| SET TASK |
Write out the full set of records exactly. Any pictures in them do not belong in the copy.

►

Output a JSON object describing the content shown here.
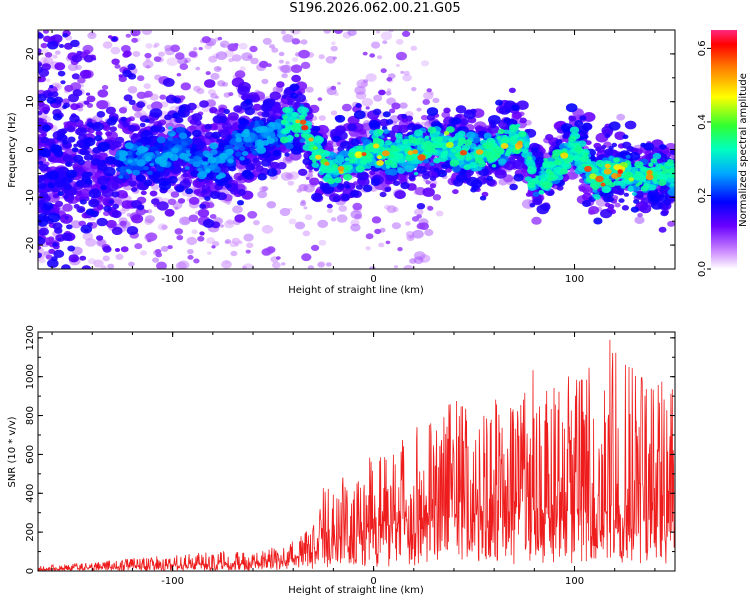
{
  "figure": {
    "title": "S196.2026.062.00.21.G05"
  },
  "chart_data": [
    {
      "type": "heatmap",
      "xlabel": "Height of straight line (km)",
      "ylabel": "Frequency (Hz)",
      "xlim": [
        -167,
        150
      ],
      "ylim": [
        -25,
        25
      ],
      "xticks": [
        -100,
        0,
        100
      ],
      "yticks": [
        -20,
        -10,
        0,
        10,
        20
      ],
      "colorbar": {
        "label": "Normalized spectral amplitude",
        "range": [
          0.0,
          0.65
        ],
        "ticks": [
          0.0,
          0.2,
          0.4,
          0.6
        ]
      },
      "ridge": {
        "description": "frequency of strongest returns vs height",
        "x": [
          -167,
          -150,
          -130,
          -110,
          -95,
          -85,
          -75,
          -62,
          -50,
          -42,
          -35,
          -30,
          -25,
          -20,
          -10,
          0,
          10,
          20,
          30,
          40,
          50,
          60,
          70,
          75,
          80,
          90,
          100,
          110,
          120,
          130,
          140,
          150
        ],
        "y": [
          -5,
          -4,
          -3,
          -2,
          1,
          -4,
          -2,
          2,
          3,
          5,
          6,
          1,
          -3,
          -4,
          -2,
          0,
          -1,
          -1,
          1,
          0,
          -1,
          0,
          2,
          2,
          -8,
          -4,
          1,
          -6,
          -4,
          -6,
          -5,
          -6
        ]
      }
    },
    {
      "type": "line",
      "xlabel": "Height of straight line (km)",
      "ylabel": "SNR (10 * v/v)",
      "xlim": [
        -167,
        150
      ],
      "ylim": [
        0,
        1230
      ],
      "xticks": [
        -100,
        0,
        100
      ],
      "yticks": [
        0,
        200,
        400,
        600,
        800,
        1000,
        1200
      ],
      "series": [
        {
          "name": "SNR",
          "color": "#ee1c1c",
          "envelope_x": [
            -167,
            -140,
            -110,
            -80,
            -60,
            -45,
            -35,
            -30,
            -26,
            -20,
            0,
            20,
            40,
            60,
            80,
            100,
            120,
            130,
            150
          ],
          "envelope_base": [
            10,
            15,
            25,
            35,
            40,
            50,
            80,
            120,
            150,
            170,
            220,
            260,
            290,
            300,
            310,
            310,
            300,
            270,
            250
          ],
          "envelope_peak": [
            30,
            45,
            75,
            100,
            110,
            130,
            200,
            280,
            430,
            460,
            600,
            760,
            880,
            900,
            1050,
            1000,
            1230,
            1050,
            940
          ]
        }
      ]
    }
  ]
}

◄

| REPLY TO THE EXERCISE |
Output a JSON object describing the content shown here.
{
  "figure": {
    "title": "S196.2026.062.00.21.G05"
  },
  "chart_data": [
    {
      "type": "heatmap",
      "xlabel": "Height of straight line (km)",
      "ylabel": "Frequency (Hz)",
      "xlim": [
        -167,
        150
      ],
      "ylim": [
        -25,
        25
      ],
      "xticks": [
        -100,
        0,
        100
      ],
      "yticks": [
        -20,
        -10,
        0,
        10,
        20
      ],
      "colorbar": {
        "label": "Normalized spectral amplitude",
        "range": [
          0.0,
          0.65
        ],
        "ticks": [
          0.0,
          0.2,
          0.4,
          0.6
        ]
      },
      "ridge": {
        "description": "frequency of strongest returns vs height",
        "x": [
          -167,
          -150,
          -130,
          -110,
          -95,
          -85,
          -75,
          -62,
          -50,
          -42,
          -35,
          -30,
          -25,
          -20,
          -10,
          0,
          10,
          20,
          30,
          40,
          50,
          60,
          70,
          75,
          80,
          90,
          100,
          110,
          120,
          130,
          140,
          150
        ],
        "y": [
          -5,
          -4,
          -3,
          -2,
          1,
          -4,
          -2,
          2,
          3,
          5,
          6,
          1,
          -3,
          -4,
          -2,
          0,
          -1,
          -1,
          1,
          0,
          -1,
          0,
          2,
          2,
          -8,
          -4,
          1,
          -6,
          -4,
          -6,
          -5,
          -6
        ]
      }
    },
    {
      "type": "line",
      "xlabel": "Height of straight line (km)",
      "ylabel": "SNR (10 * v/v)",
      "xlim": [
        -167,
        150
      ],
      "ylim": [
        0,
        1230
      ],
      "xticks": [
        -100,
        0,
        100
      ],
      "yticks": [
        0,
        200,
        400,
        600,
        800,
        1000,
        1200
      ],
      "series": [
        {
          "name": "SNR",
          "color": "#ee1c1c",
          "envelope_x": [
            -167,
            -140,
            -110,
            -80,
            -60,
            -45,
            -35,
            -30,
            -26,
            -20,
            0,
            20,
            40,
            60,
            80,
            100,
            120,
            130,
            150
          ],
          "envelope_base": [
            10,
            15,
            25,
            35,
            40,
            50,
            80,
            120,
            150,
            170,
            220,
            260,
            290,
            300,
            310,
            310,
            300,
            270,
            250
          ],
          "envelope_peak": [
            30,
            45,
            75,
            100,
            110,
            130,
            200,
            280,
            430,
            460,
            600,
            760,
            880,
            900,
            1050,
            1000,
            1230,
            1050,
            940
          ]
        }
      ]
    }
  ]
}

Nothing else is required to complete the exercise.